__EXERCISE INPUTS__:
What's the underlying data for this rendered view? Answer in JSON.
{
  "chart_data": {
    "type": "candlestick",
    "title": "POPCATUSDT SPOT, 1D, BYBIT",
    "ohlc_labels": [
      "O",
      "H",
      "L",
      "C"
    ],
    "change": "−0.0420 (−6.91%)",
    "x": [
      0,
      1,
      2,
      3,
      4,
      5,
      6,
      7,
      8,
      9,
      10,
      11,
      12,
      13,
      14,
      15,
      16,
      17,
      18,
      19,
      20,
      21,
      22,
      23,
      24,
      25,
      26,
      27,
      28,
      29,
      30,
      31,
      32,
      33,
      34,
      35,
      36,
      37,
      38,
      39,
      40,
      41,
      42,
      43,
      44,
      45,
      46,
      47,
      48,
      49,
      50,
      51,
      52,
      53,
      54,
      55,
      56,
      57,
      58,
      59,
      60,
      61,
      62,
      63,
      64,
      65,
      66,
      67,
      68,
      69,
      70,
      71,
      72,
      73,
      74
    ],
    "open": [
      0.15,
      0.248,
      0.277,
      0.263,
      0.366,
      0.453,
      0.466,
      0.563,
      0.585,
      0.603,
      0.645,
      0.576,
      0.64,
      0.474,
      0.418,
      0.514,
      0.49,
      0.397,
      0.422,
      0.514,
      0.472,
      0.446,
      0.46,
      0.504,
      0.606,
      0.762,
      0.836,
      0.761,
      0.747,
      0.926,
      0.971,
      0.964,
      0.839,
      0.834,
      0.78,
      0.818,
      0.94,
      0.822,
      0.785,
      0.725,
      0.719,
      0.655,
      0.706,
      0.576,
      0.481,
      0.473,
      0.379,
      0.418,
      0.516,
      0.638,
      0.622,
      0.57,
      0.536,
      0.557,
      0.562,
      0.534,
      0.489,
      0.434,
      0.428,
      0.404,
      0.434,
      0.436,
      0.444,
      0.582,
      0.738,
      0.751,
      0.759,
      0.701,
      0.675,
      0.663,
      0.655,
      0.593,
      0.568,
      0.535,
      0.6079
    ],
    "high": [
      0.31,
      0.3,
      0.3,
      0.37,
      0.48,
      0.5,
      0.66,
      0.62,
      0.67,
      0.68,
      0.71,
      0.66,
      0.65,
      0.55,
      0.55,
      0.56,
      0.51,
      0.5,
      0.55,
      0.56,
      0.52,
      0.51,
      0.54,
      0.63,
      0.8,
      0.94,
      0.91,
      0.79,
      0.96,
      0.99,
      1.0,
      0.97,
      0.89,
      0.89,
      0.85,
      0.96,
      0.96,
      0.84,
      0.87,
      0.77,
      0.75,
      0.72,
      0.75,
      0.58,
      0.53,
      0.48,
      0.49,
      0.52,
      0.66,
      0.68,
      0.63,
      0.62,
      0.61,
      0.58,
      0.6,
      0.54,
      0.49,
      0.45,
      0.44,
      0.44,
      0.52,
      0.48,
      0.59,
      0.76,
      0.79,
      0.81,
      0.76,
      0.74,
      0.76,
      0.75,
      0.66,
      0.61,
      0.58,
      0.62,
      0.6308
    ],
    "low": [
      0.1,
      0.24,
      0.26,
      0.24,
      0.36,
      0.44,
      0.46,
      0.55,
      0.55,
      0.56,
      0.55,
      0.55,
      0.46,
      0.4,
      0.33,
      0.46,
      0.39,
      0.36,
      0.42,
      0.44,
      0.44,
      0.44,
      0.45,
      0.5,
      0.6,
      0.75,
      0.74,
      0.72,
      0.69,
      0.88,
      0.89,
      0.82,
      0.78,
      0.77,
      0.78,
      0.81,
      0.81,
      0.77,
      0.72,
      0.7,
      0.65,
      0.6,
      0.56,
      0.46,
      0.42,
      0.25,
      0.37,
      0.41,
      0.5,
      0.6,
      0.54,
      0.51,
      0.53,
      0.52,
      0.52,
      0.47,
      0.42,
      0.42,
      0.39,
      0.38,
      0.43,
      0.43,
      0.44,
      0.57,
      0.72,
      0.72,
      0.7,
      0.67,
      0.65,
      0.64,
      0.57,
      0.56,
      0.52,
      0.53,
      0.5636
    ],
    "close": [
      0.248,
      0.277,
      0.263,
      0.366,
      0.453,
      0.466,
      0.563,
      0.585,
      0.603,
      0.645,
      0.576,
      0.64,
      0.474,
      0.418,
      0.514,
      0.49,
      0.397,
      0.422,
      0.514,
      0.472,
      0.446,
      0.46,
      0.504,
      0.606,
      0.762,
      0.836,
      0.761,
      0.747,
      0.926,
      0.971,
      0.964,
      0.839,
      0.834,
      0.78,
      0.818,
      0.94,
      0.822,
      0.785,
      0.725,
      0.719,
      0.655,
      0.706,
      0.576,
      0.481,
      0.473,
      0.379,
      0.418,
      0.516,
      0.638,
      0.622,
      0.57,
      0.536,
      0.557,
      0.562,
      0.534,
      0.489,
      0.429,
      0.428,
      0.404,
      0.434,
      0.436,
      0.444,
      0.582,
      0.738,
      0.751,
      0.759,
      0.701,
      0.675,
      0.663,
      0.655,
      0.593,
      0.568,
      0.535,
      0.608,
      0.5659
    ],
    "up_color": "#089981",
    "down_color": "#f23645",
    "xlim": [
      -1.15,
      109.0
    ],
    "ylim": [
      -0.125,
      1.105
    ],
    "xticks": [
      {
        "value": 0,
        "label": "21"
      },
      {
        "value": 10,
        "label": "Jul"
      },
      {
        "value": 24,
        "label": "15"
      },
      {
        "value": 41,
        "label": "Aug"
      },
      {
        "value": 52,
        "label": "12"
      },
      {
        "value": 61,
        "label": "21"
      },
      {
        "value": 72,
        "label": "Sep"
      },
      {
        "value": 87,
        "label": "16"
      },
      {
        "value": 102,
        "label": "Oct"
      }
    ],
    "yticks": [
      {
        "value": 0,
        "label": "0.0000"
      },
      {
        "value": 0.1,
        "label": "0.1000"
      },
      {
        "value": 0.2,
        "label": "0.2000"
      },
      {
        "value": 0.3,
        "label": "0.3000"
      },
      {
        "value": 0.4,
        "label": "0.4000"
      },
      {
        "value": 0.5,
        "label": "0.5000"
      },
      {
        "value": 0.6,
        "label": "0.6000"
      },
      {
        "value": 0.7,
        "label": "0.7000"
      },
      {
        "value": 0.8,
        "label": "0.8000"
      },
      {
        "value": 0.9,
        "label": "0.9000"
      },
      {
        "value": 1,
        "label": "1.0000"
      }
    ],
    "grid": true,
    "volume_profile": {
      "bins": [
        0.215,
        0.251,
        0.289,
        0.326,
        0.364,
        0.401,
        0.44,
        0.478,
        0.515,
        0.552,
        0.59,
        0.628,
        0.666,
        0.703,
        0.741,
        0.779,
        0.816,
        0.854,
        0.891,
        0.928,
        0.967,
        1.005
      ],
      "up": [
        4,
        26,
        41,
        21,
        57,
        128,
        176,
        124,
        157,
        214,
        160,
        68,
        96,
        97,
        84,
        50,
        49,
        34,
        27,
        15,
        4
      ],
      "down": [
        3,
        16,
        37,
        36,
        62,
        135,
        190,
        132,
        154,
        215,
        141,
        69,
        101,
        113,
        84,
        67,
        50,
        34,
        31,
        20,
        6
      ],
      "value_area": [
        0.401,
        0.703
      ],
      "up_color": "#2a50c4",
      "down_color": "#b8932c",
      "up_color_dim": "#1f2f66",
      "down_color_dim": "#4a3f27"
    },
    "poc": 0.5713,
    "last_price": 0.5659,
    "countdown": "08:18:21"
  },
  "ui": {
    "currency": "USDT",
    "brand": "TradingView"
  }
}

__REQUIRED WORK__: Exactly as written above, please repeat the entries.

__RESULT OF THE EXERCISE__:
What's the underlying data for this rendered view? Answer in JSON.
{
  "chart_data": {
    "type": "candlestick",
    "title": "POPCATUSDT SPOT, 1D, BYBIT",
    "ohlc_labels": [
      "O",
      "H",
      "L",
      "C"
    ],
    "change": "−0.0420 (−6.91%)",
    "x": [
      0,
      1,
      2,
      3,
      4,
      5,
      6,
      7,
      8,
      9,
      10,
      11,
      12,
      13,
      14,
      15,
      16,
      17,
      18,
      19,
      20,
      21,
      22,
      23,
      24,
      25,
      26,
      27,
      28,
      29,
      30,
      31,
      32,
      33,
      34,
      35,
      36,
      37,
      38,
      39,
      40,
      41,
      42,
      43,
      44,
      45,
      46,
      47,
      48,
      49,
      50,
      51,
      52,
      53,
      54,
      55,
      56,
      57,
      58,
      59,
      60,
      61,
      62,
      63,
      64,
      65,
      66,
      67,
      68,
      69,
      70,
      71,
      72,
      73,
      74
    ],
    "open": [
      0.15,
      0.248,
      0.277,
      0.263,
      0.366,
      0.453,
      0.466,
      0.563,
      0.585,
      0.603,
      0.645,
      0.576,
      0.64,
      0.474,
      0.418,
      0.514,
      0.49,
      0.397,
      0.422,
      0.514,
      0.472,
      0.446,
      0.46,
      0.504,
      0.606,
      0.762,
      0.836,
      0.761,
      0.747,
      0.926,
      0.971,
      0.964,
      0.839,
      0.834,
      0.78,
      0.818,
      0.94,
      0.822,
      0.785,
      0.725,
      0.719,
      0.655,
      0.706,
      0.576,
      0.481,
      0.473,
      0.379,
      0.418,
      0.516,
      0.638,
      0.622,
      0.57,
      0.536,
      0.557,
      0.562,
      0.534,
      0.489,
      0.434,
      0.428,
      0.404,
      0.434,
      0.436,
      0.444,
      0.582,
      0.738,
      0.751,
      0.759,
      0.701,
      0.675,
      0.663,
      0.655,
      0.593,
      0.568,
      0.535,
      0.6079
    ],
    "high": [
      0.31,
      0.3,
      0.3,
      0.37,
      0.48,
      0.5,
      0.66,
      0.62,
      0.67,
      0.68,
      0.71,
      0.66,
      0.65,
      0.55,
      0.55,
      0.56,
      0.51,
      0.5,
      0.55,
      0.56,
      0.52,
      0.51,
      0.54,
      0.63,
      0.8,
      0.94,
      0.91,
      0.79,
      0.96,
      0.99,
      1.0,
      0.97,
      0.89,
      0.89,
      0.85,
      0.96,
      0.96,
      0.84,
      0.87,
      0.77,
      0.75,
      0.72,
      0.75,
      0.58,
      0.53,
      0.48,
      0.49,
      0.52,
      0.66,
      0.68,
      0.63,
      0.62,
      0.61,
      0.58,
      0.6,
      0.54,
      0.49,
      0.45,
      0.44,
      0.44,
      0.52,
      0.48,
      0.59,
      0.76,
      0.79,
      0.81,
      0.76,
      0.74,
      0.76,
      0.75,
      0.66,
      0.61,
      0.58,
      0.62,
      0.6308
    ],
    "low": [
      0.1,
      0.24,
      0.26,
      0.24,
      0.36,
      0.44,
      0.46,
      0.55,
      0.55,
      0.56,
      0.55,
      0.55,
      0.46,
      0.4,
      0.33,
      0.46,
      0.39,
      0.36,
      0.42,
      0.44,
      0.44,
      0.44,
      0.45,
      0.5,
      0.6,
      0.75,
      0.74,
      0.72,
      0.69,
      0.88,
      0.89,
      0.82,
      0.78,
      0.77,
      0.78,
      0.81,
      0.81,
      0.77,
      0.72,
      0.7,
      0.65,
      0.6,
      0.56,
      0.46,
      0.42,
      0.25,
      0.37,
      0.41,
      0.5,
      0.6,
      0.54,
      0.51,
      0.53,
      0.52,
      0.52,
      0.47,
      0.42,
      0.42,
      0.39,
      0.38,
      0.43,
      0.43,
      0.44,
      0.57,
      0.72,
      0.72,
      0.7,
      0.67,
      0.65,
      0.64,
      0.57,
      0.56,
      0.52,
      0.53,
      0.5636
    ],
    "close": [
      0.248,
      0.277,
      0.263,
      0.366,
      0.453,
      0.466,
      0.563,
      0.585,
      0.603,
      0.645,
      0.576,
      0.64,
      0.474,
      0.418,
      0.514,
      0.49,
      0.397,
      0.422,
      0.514,
      0.472,
      0.446,
      0.46,
      0.504,
      0.606,
      0.762,
      0.836,
      0.761,
      0.747,
      0.926,
      0.971,
      0.964,
      0.839,
      0.834,
      0.78,
      0.818,
      0.94,
      0.822,
      0.785,
      0.725,
      0.719,
      0.655,
      0.706,
      0.576,
      0.481,
      0.473,
      0.379,
      0.418,
      0.516,
      0.638,
      0.622,
      0.57,
      0.536,
      0.557,
      0.562,
      0.534,
      0.489,
      0.429,
      0.428,
      0.404,
      0.434,
      0.436,
      0.444,
      0.582,
      0.738,
      0.751,
      0.759,
      0.701,
      0.675,
      0.663,
      0.655,
      0.593,
      0.568,
      0.535,
      0.608,
      0.5659
    ],
    "up_color": "#089981",
    "down_color": "#f23645",
    "xlim": [
      -1.15,
      109.0
    ],
    "ylim": [
      -0.125,
      1.105
    ],
    "xticks": [
      {
        "value": 0,
        "label": "21"
      },
      {
        "value": 10,
        "label": "Jul"
      },
      {
        "value": 24,
        "label": "15"
      },
      {
        "value": 41,
        "label": "Aug"
      },
      {
        "value": 52,
        "label": "12"
      },
      {
        "value": 61,
        "label": "21"
      },
      {
        "value": 72,
        "label": "Sep"
      },
      {
        "value": 87,
        "label": "16"
      },
      {
        "value": 102,
        "label": "Oct"
      }
    ],
    "yticks": [
      {
        "value": 0,
        "label": "0.0000"
      },
      {
        "value": 0.1,
        "label": "0.1000"
      },
      {
        "value": 0.2,
        "label": "0.2000"
      },
      {
        "value": 0.3,
        "label": "0.3000"
      },
      {
        "value": 0.4,
        "label": "0.4000"
      },
      {
        "value": 0.5,
        "label": "0.5000"
      },
      {
        "value": 0.6,
        "label": "0.6000"
      },
      {
        "value": 0.7,
        "label": "0.7000"
      },
      {
        "value": 0.8,
        "label": "0.8000"
      },
      {
        "value": 0.9,
        "label": "0.9000"
      },
      {
        "value": 1,
        "label": "1.0000"
      }
    ],
    "grid": true,
    "volume_profile": {
      "bins": [
        0.215,
        0.251,
        0.289,
        0.326,
        0.364,
        0.401,
        0.44,
        0.478,
        0.515,
        0.552,
        0.59,
        0.628,
        0.666,
        0.703,
        0.741,
        0.779,
        0.816,
        0.854,
        0.891,
        0.928,
        0.967,
        1.005
      ],
      "up": [
        4,
        26,
        41,
        21,
        57,
        128,
        176,
        124,
        157,
        214,
        160,
        68,
        96,
        97,
        84,
        50,
        49,
        34,
        27,
        15,
        4
      ],
      "down": [
        3,
        16,
        37,
        36,
        62,
        135,
        190,
        132,
        154,
        215,
        141,
        69,
        101,
        113,
        84,
        67,
        50,
        34,
        31,
        20,
        6
      ],
      "value_area": [
        0.401,
        0.703
      ],
      "up_color": "#2a50c4",
      "down_color": "#b8932c",
      "up_color_dim": "#1f2f66",
      "down_color_dim": "#4a3f27"
    },
    "poc": 0.5713,
    "last_price": 0.5659,
    "countdown": "08:18:21"
  },
  "ui": {
    "currency": "USDT",
    "brand": "TradingView"
  }
}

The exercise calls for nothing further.